## TASK DESCRIPTION
For each line below that holds the string "molti", add one to a tally; report that tally alone.

MATERIAL SUPPLIED START

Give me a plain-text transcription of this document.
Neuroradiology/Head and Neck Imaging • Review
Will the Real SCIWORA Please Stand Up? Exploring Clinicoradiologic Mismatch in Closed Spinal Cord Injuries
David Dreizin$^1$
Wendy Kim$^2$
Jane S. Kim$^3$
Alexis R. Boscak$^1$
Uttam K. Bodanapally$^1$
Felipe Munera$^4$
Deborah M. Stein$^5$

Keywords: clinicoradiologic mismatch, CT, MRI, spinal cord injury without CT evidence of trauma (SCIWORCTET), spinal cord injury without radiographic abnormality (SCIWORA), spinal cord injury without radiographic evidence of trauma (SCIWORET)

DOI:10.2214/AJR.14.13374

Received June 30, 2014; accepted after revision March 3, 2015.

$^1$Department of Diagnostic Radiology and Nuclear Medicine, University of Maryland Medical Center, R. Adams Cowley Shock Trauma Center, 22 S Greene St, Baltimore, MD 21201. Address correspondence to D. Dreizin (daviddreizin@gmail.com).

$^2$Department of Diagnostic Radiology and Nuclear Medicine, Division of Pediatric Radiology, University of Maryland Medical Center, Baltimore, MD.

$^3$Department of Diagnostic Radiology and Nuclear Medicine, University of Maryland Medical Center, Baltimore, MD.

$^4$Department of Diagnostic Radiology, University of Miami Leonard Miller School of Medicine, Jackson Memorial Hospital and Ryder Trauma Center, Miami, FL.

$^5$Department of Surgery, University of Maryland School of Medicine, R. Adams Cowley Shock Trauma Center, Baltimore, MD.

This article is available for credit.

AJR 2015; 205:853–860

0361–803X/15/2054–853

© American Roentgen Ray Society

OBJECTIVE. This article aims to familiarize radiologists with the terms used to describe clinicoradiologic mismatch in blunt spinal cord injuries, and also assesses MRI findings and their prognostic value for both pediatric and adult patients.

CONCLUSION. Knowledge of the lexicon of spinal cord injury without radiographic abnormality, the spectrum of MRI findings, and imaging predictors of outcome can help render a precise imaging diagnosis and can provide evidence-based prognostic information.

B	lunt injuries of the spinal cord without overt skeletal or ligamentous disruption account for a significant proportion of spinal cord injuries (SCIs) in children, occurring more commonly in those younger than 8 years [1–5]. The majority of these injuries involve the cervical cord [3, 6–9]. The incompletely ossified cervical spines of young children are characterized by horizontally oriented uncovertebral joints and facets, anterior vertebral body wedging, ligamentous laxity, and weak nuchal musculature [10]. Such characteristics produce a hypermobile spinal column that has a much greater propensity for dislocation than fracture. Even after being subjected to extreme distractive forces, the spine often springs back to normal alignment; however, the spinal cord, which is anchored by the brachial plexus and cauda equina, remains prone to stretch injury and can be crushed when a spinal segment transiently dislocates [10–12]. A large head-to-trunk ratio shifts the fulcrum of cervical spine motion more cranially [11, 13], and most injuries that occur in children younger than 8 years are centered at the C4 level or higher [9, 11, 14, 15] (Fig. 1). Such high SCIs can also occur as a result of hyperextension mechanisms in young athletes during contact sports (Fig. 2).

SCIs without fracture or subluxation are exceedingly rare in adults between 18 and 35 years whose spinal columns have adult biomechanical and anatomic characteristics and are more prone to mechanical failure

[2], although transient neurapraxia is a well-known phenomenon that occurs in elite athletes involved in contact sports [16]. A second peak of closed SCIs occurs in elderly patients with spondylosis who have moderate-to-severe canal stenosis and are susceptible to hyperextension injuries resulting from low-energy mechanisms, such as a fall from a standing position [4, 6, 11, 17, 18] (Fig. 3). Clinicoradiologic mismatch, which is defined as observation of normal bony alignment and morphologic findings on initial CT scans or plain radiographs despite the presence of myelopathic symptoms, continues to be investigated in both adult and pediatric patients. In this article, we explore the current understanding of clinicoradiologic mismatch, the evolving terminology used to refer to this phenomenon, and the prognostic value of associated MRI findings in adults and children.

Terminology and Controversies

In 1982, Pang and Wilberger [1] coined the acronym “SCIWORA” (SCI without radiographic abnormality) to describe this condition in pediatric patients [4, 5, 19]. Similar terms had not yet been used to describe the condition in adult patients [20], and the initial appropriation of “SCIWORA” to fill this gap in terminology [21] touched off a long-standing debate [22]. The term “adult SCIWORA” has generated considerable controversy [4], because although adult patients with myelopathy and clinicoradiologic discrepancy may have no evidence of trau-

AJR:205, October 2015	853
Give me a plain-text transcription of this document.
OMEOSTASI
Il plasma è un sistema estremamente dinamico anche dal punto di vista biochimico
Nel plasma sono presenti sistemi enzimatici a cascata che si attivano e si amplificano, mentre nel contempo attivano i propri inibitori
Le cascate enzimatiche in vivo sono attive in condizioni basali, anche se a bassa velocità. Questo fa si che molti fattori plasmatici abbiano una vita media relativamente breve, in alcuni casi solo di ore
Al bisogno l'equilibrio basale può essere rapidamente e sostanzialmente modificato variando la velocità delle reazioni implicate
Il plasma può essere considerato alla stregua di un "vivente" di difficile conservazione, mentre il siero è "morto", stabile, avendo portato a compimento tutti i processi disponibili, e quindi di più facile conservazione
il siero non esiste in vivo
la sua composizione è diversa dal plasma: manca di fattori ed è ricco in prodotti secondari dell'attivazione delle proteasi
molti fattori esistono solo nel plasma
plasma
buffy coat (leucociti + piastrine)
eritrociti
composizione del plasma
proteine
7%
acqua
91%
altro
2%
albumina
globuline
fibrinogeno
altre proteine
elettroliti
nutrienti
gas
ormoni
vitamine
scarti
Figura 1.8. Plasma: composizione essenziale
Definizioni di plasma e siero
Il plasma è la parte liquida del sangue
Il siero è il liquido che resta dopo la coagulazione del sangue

MATERIAL SUPPLIED END

## ANSWER SPACE
2